Page element annotations:
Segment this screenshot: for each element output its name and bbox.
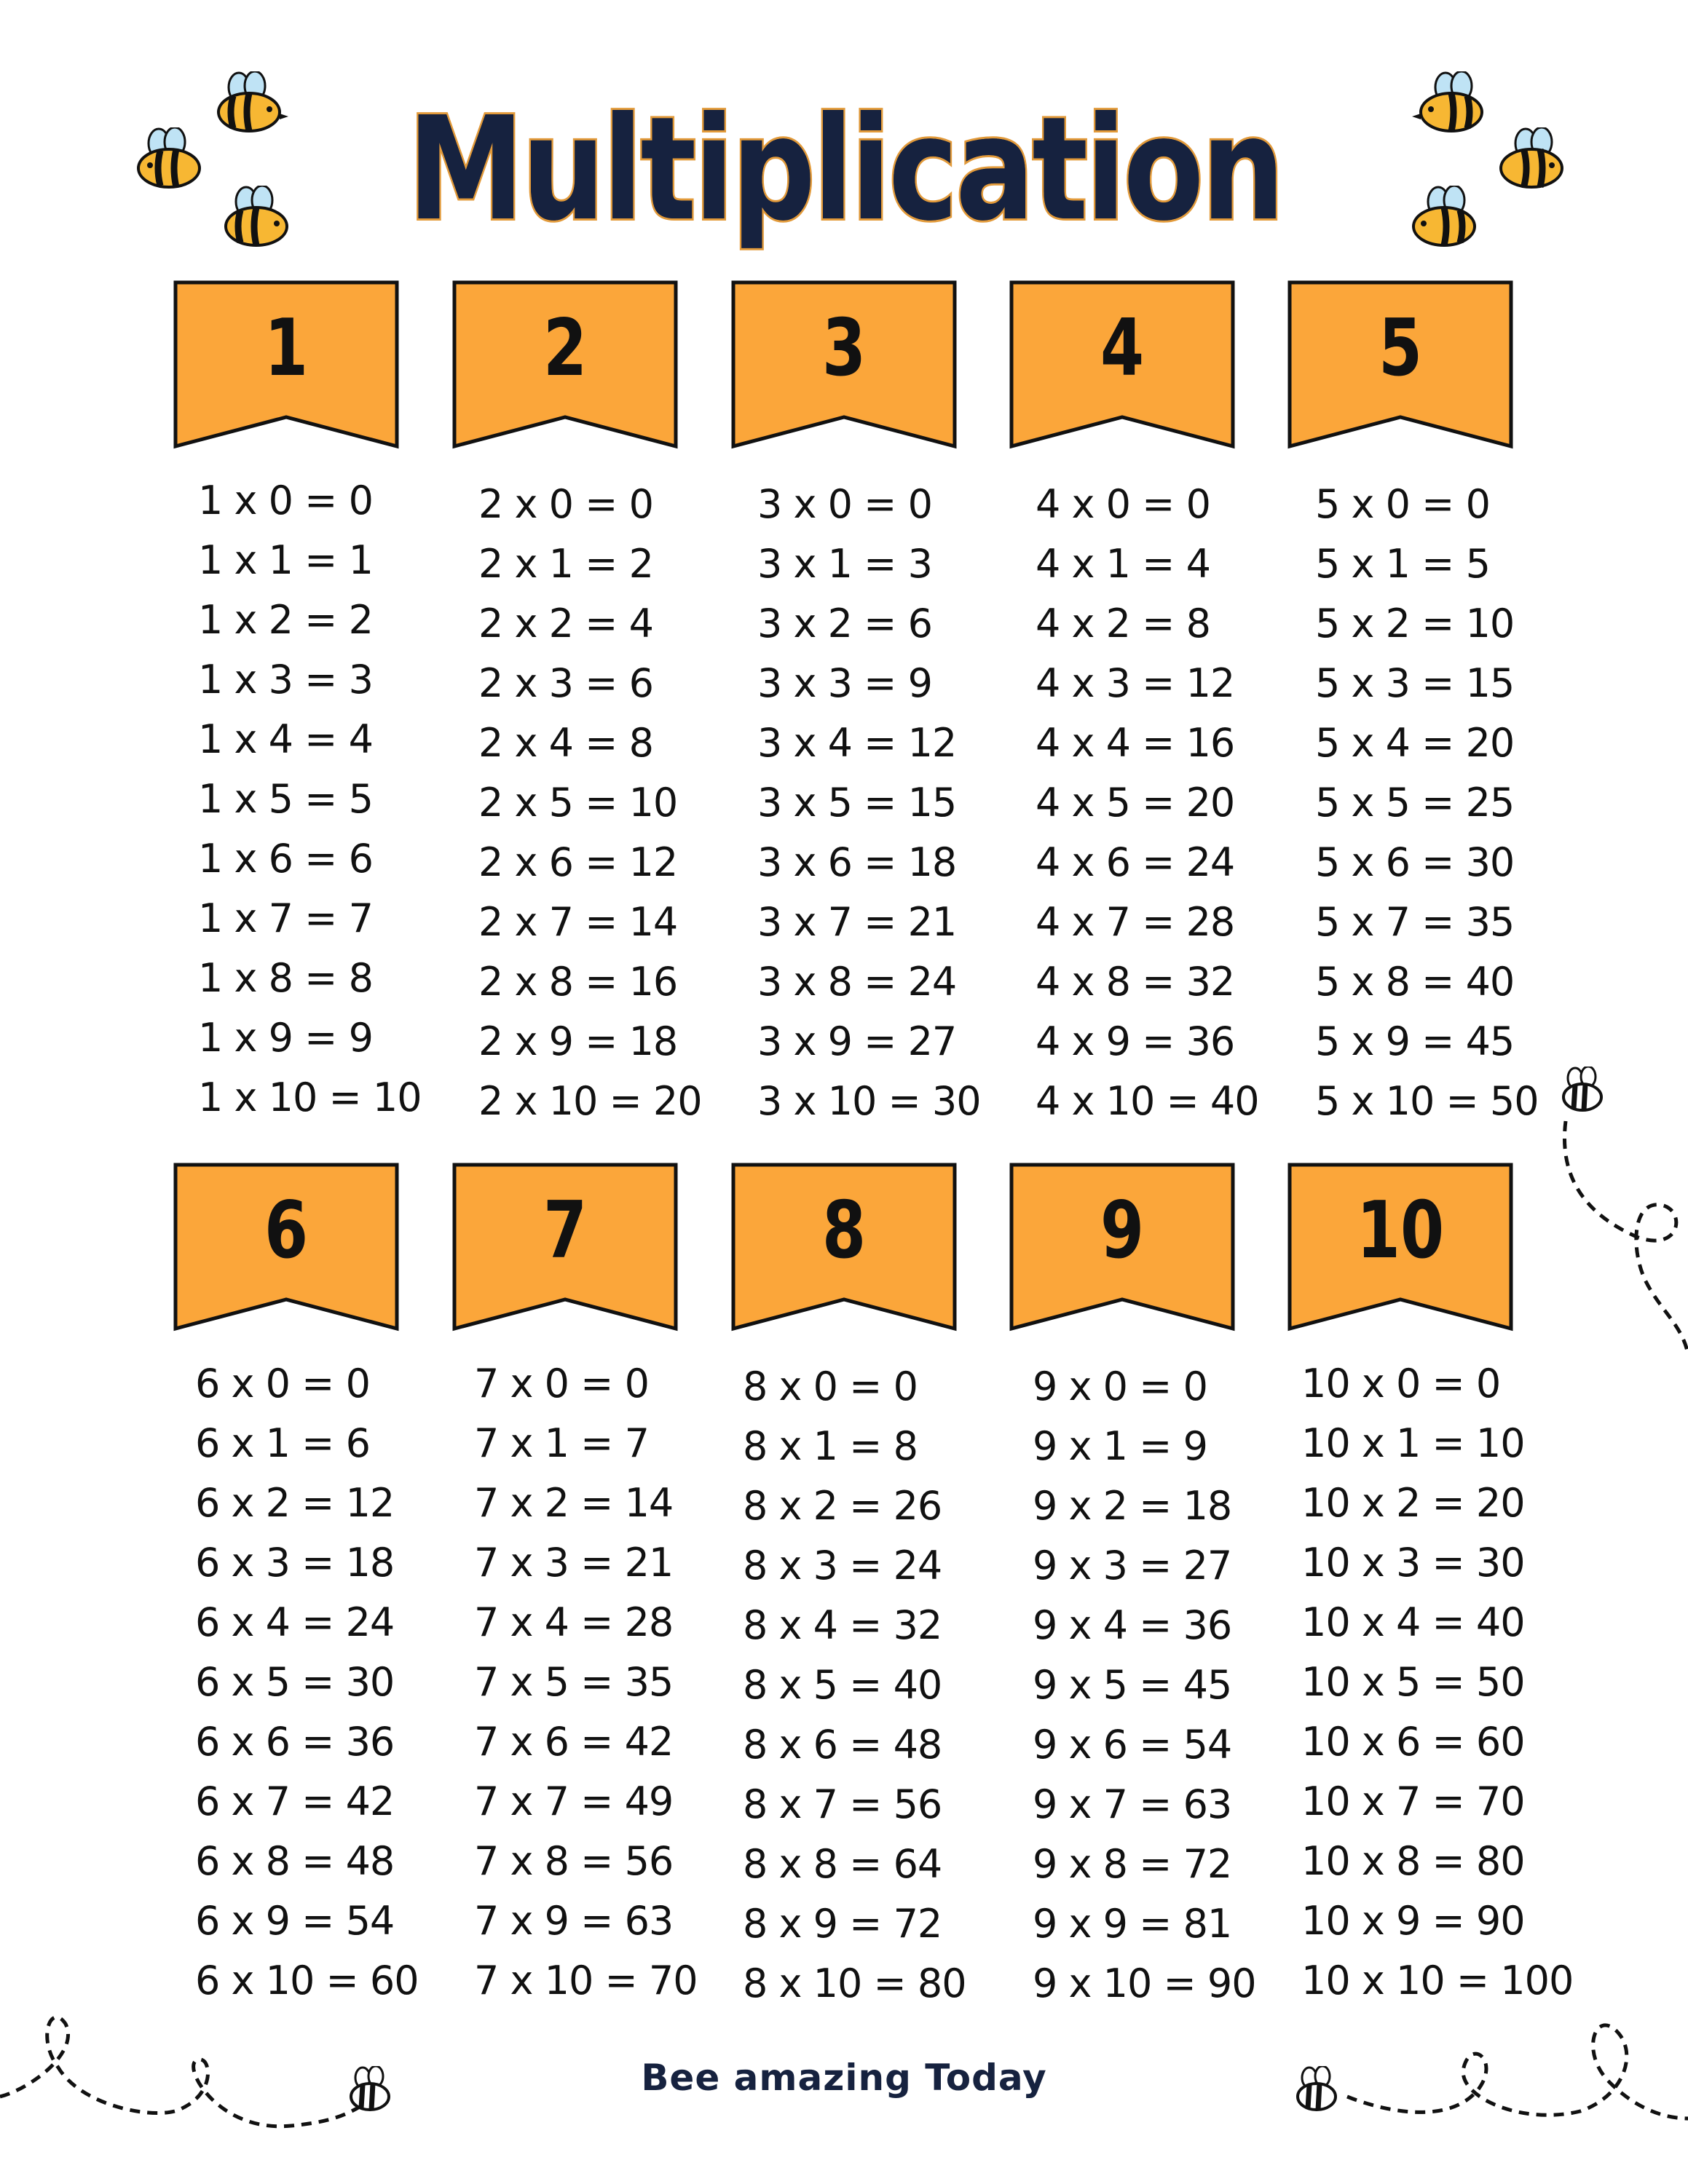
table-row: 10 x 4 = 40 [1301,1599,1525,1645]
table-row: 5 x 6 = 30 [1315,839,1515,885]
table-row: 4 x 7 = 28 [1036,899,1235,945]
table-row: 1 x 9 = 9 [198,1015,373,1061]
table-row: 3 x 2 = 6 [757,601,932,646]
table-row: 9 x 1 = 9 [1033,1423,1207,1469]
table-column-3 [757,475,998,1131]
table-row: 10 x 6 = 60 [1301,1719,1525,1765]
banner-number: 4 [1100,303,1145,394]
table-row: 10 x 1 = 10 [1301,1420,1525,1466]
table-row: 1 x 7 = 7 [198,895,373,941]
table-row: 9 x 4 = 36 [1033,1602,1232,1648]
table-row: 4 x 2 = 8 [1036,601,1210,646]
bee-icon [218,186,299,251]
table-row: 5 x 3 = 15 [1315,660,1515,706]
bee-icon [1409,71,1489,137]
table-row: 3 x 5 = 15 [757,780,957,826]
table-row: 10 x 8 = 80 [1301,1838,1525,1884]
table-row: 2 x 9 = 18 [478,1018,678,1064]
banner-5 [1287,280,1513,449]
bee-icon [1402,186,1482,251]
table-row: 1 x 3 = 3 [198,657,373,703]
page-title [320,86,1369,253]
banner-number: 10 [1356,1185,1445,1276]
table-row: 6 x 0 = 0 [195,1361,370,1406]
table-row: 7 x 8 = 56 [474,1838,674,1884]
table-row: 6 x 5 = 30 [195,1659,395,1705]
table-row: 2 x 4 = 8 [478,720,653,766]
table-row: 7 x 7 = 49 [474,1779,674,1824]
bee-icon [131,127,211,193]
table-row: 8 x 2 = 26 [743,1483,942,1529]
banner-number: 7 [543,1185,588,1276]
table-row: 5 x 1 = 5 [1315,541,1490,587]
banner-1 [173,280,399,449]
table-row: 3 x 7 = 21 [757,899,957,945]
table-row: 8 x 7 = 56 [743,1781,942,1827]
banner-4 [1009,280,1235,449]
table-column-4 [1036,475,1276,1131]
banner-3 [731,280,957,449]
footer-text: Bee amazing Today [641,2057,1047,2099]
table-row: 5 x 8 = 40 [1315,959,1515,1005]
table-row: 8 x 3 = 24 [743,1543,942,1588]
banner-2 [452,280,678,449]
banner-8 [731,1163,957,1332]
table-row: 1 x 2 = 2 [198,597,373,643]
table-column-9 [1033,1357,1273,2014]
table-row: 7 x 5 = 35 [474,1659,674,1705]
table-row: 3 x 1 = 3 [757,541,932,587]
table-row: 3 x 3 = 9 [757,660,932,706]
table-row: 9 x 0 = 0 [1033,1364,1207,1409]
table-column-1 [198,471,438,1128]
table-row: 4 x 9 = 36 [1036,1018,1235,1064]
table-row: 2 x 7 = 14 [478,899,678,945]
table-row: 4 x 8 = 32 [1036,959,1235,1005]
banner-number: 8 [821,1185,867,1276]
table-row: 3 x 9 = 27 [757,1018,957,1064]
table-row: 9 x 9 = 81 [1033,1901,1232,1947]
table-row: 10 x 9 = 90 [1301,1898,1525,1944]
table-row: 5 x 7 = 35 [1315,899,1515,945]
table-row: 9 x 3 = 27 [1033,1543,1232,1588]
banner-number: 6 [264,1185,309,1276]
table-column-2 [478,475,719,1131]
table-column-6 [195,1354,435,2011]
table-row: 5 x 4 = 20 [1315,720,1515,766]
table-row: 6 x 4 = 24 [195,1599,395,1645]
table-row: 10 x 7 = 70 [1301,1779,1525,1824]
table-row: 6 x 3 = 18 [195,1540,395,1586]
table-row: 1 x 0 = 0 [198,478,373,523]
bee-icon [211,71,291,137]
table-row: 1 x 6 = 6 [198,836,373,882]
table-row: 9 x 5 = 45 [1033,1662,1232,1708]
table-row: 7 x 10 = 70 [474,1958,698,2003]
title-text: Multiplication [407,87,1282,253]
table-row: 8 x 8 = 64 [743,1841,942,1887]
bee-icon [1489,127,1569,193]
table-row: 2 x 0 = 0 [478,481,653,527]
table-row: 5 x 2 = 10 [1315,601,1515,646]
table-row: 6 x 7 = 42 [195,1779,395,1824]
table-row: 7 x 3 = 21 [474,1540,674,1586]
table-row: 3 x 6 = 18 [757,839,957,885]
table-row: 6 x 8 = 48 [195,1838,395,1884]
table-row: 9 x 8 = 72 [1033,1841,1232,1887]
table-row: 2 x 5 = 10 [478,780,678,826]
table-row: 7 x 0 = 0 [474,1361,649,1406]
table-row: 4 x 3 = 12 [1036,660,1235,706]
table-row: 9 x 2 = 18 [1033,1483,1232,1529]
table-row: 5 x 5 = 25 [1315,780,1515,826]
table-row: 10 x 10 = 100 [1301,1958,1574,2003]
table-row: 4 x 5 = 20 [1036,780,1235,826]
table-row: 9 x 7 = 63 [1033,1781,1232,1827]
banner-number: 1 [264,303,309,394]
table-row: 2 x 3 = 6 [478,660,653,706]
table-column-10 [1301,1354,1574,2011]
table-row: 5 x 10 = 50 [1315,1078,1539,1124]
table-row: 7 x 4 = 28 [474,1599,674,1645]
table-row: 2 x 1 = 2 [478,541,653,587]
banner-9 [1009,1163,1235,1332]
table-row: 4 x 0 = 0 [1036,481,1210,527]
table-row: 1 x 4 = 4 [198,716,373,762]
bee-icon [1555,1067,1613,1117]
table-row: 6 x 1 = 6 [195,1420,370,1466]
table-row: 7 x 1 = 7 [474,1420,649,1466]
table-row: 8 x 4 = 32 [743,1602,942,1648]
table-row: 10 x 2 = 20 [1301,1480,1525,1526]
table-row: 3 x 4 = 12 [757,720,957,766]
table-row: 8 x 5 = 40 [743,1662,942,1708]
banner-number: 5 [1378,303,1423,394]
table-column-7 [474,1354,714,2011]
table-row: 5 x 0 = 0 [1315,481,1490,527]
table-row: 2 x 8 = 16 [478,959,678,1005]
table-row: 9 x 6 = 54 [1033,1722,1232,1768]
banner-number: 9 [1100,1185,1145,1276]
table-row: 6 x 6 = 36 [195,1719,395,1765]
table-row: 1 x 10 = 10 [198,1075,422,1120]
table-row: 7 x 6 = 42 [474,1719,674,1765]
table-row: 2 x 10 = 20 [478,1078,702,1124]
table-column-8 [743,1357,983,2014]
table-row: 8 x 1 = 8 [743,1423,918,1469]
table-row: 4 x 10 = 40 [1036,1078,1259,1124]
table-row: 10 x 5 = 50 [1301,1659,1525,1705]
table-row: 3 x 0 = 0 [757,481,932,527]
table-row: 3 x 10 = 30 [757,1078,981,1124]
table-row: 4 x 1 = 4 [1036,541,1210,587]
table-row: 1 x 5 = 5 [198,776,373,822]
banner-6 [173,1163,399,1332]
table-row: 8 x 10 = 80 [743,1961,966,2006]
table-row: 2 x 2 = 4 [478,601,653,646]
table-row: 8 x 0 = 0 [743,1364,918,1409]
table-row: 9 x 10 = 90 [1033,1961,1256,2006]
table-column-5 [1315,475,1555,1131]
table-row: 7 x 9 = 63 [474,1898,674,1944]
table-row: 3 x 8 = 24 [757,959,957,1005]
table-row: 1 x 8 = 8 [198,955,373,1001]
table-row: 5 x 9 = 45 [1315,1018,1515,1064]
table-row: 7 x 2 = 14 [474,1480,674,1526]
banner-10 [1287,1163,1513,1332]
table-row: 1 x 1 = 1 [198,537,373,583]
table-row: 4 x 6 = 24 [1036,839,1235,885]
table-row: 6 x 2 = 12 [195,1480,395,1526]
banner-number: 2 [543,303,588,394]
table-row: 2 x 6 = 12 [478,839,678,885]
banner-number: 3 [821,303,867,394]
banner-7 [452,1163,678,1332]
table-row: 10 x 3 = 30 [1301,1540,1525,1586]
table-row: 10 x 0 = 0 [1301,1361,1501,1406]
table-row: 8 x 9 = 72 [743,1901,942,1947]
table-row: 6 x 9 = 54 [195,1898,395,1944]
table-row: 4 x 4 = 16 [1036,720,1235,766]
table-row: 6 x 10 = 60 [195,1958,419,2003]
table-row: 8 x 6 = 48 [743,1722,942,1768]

Exercise aim ▸
Please copy the items verbatim, starting with the line that contains "table-row: 10 x 4 = 40 [1301,1599,1525,1645]" and continuing through the line that contains "table-row: 6 x 5 = 30 [195,1659,395,1705]", both included.

Answer to this problem ▸
table-row: 10 x 4 = 40 [1301,1599,1525,1645]
table-row: 5 x 6 = 30 [1315,839,1515,885]
table-row: 4 x 7 = 28 [1036,899,1235,945]
table-row: 1 x 9 = 9 [198,1015,373,1061]
table-row: 3 x 2 = 6 [757,601,932,646]
table-row: 9 x 1 = 9 [1033,1423,1207,1469]
table-column-3 [757,475,998,1131]
table-row: 10 x 6 = 60 [1301,1719,1525,1765]
banner-number: 4 [1100,303,1145,394]
table-row: 10 x 1 = 10 [1301,1420,1525,1466]
table-row: 1 x 7 = 7 [198,895,373,941]
table-row: 9 x 4 = 36 [1033,1602,1232,1648]
table-row: 4 x 2 = 8 [1036,601,1210,646]
bee-icon [218,186,299,251]
table-row: 5 x 3 = 15 [1315,660,1515,706]
bee-icon [1409,71,1489,137]
table-row: 3 x 5 = 15 [757,780,957,826]
table-row: 10 x 8 = 80 [1301,1838,1525,1884]
table-row: 2 x 9 = 18 [478,1018,678,1064]
banner-5 [1287,280,1513,449]
bee-icon [1402,186,1482,251]
table-row: 1 x 3 = 3 [198,657,373,703]
page-title [320,86,1369,253]
banner-number: 10 [1356,1185,1445,1276]
table-row: 6 x 0 = 0 [195,1361,370,1406]
table-row: 7 x 8 = 56 [474,1838,674,1884]
table-row: 6 x 5 = 30 [195,1659,395,1705]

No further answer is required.